======== Records supplied ========

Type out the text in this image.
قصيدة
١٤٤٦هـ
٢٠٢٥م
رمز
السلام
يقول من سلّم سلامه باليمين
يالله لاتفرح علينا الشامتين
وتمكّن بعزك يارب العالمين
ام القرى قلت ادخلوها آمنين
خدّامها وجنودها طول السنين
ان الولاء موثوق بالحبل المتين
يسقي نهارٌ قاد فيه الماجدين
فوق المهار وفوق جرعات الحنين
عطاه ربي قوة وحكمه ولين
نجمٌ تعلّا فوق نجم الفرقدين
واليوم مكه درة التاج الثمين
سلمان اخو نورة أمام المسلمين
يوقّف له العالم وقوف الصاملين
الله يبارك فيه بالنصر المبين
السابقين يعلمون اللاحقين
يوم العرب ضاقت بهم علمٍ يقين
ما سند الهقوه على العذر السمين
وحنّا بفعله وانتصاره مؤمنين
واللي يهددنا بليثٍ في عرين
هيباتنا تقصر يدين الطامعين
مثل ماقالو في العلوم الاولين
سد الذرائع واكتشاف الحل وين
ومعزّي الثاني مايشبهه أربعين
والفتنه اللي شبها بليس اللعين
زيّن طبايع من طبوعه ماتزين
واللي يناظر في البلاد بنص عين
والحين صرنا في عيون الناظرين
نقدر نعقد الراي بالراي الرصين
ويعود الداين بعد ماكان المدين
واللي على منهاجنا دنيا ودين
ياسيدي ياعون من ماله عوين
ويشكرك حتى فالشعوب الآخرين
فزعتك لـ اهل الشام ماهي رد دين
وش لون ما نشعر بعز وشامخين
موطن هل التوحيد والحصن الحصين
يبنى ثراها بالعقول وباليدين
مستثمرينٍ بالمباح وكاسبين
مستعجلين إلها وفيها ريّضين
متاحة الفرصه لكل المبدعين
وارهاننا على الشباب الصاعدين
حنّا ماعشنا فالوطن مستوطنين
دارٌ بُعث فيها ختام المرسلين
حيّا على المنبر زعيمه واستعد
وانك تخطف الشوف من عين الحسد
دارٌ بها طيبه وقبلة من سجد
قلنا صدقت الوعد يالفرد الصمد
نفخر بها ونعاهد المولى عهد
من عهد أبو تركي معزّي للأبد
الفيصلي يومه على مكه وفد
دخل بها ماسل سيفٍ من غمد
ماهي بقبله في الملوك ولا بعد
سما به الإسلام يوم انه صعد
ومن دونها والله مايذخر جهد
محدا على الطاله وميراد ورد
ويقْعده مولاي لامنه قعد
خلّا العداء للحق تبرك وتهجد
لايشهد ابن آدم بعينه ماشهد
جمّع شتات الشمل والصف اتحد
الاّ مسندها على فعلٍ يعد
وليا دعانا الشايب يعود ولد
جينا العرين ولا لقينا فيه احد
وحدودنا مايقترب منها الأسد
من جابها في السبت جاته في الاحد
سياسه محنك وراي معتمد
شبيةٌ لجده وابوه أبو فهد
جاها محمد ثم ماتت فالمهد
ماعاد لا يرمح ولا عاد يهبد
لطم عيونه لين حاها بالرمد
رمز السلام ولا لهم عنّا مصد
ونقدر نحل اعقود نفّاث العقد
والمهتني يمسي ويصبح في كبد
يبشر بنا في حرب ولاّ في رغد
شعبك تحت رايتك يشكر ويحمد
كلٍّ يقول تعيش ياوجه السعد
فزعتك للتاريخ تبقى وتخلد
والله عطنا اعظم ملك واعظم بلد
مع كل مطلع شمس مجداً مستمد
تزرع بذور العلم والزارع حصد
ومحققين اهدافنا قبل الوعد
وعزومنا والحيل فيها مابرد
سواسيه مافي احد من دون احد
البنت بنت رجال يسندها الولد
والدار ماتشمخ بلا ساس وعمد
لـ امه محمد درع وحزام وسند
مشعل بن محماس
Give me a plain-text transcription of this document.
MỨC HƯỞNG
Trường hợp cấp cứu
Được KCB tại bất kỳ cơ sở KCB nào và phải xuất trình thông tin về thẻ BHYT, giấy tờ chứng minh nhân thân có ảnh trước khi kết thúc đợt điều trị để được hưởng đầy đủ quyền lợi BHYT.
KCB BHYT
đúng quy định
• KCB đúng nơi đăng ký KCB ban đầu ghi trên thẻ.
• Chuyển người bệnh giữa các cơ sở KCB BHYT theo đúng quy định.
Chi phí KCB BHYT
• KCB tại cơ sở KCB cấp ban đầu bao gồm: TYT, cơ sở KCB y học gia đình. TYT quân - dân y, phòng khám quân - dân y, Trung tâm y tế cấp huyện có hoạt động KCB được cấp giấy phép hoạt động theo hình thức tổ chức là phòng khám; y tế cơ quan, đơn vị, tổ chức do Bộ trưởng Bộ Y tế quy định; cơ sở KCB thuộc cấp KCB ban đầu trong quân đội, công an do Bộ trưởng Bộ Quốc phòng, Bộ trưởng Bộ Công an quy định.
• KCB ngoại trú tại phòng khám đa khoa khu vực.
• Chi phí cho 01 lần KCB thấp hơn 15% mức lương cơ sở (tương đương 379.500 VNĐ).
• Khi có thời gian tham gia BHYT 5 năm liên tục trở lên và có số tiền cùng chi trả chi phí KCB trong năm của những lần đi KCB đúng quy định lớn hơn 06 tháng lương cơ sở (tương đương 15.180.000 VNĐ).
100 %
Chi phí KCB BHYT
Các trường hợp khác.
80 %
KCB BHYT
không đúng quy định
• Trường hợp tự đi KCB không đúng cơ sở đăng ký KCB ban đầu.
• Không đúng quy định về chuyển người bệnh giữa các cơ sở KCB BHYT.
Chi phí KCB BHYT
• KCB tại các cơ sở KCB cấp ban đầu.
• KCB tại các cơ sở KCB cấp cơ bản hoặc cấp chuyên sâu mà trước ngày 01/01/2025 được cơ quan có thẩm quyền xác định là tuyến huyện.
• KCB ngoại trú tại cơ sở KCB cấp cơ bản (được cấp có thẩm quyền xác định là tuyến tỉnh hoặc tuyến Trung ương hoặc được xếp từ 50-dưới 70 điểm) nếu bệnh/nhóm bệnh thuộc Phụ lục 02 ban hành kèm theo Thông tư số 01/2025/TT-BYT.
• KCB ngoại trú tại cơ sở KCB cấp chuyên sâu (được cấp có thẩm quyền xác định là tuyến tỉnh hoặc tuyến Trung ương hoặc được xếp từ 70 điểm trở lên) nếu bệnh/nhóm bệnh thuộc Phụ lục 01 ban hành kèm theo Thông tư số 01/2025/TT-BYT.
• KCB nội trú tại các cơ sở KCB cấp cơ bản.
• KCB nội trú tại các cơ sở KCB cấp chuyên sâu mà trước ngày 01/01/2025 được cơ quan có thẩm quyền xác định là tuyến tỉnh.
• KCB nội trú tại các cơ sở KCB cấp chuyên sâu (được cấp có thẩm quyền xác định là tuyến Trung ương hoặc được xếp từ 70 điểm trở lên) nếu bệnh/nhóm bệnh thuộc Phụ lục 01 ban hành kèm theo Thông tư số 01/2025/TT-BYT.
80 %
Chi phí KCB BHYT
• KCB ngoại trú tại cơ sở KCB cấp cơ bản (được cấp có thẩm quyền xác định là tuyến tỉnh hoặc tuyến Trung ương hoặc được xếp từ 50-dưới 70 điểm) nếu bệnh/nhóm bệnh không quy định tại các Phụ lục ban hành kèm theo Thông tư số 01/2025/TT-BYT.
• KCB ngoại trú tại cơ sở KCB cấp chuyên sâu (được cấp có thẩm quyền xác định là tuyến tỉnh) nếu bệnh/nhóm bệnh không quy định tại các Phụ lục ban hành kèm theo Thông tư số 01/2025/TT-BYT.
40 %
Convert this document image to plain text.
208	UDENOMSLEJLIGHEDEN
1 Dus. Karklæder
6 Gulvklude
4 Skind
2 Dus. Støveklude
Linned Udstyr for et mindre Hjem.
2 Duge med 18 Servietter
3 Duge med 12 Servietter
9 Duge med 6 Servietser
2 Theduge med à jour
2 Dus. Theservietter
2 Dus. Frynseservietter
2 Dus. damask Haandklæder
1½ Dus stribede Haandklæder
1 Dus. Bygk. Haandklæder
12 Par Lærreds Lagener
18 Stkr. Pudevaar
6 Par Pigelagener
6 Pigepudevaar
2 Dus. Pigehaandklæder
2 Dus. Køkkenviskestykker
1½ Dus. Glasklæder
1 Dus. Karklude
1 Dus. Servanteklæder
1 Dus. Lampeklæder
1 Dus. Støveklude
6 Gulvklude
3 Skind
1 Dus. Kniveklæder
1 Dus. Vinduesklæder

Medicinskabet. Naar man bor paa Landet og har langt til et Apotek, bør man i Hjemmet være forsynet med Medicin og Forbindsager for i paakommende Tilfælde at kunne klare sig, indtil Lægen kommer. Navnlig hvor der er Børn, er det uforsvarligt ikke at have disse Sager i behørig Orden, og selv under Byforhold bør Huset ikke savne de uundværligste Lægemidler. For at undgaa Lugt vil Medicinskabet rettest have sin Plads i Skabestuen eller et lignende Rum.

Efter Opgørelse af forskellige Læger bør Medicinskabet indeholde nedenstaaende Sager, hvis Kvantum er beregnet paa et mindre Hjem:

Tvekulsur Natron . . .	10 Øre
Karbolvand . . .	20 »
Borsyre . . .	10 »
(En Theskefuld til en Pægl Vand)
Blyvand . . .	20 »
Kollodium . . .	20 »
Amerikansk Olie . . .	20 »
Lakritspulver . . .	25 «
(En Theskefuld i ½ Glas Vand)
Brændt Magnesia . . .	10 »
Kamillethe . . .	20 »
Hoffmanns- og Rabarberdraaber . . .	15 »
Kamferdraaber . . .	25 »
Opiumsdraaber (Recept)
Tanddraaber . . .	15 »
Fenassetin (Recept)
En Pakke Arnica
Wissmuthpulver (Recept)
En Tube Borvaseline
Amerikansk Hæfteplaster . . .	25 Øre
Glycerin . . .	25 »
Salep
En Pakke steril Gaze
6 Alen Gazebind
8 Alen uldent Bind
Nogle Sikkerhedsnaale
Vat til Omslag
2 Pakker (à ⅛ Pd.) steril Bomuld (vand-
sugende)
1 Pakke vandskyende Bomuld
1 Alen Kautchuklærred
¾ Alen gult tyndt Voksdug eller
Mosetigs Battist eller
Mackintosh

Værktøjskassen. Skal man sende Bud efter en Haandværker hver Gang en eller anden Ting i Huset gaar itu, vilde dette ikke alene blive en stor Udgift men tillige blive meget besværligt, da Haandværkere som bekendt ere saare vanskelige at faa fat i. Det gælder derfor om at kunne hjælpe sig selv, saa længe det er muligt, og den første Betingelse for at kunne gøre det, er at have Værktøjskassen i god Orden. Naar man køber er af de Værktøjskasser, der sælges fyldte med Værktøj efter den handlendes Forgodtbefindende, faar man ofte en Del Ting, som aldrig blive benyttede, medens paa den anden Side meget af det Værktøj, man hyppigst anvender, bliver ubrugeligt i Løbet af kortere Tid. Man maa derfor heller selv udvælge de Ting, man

========

_What the task requires_
Find how many of the lines above have the word "الوعد" in them. State only that number.

_Exercise solution_
2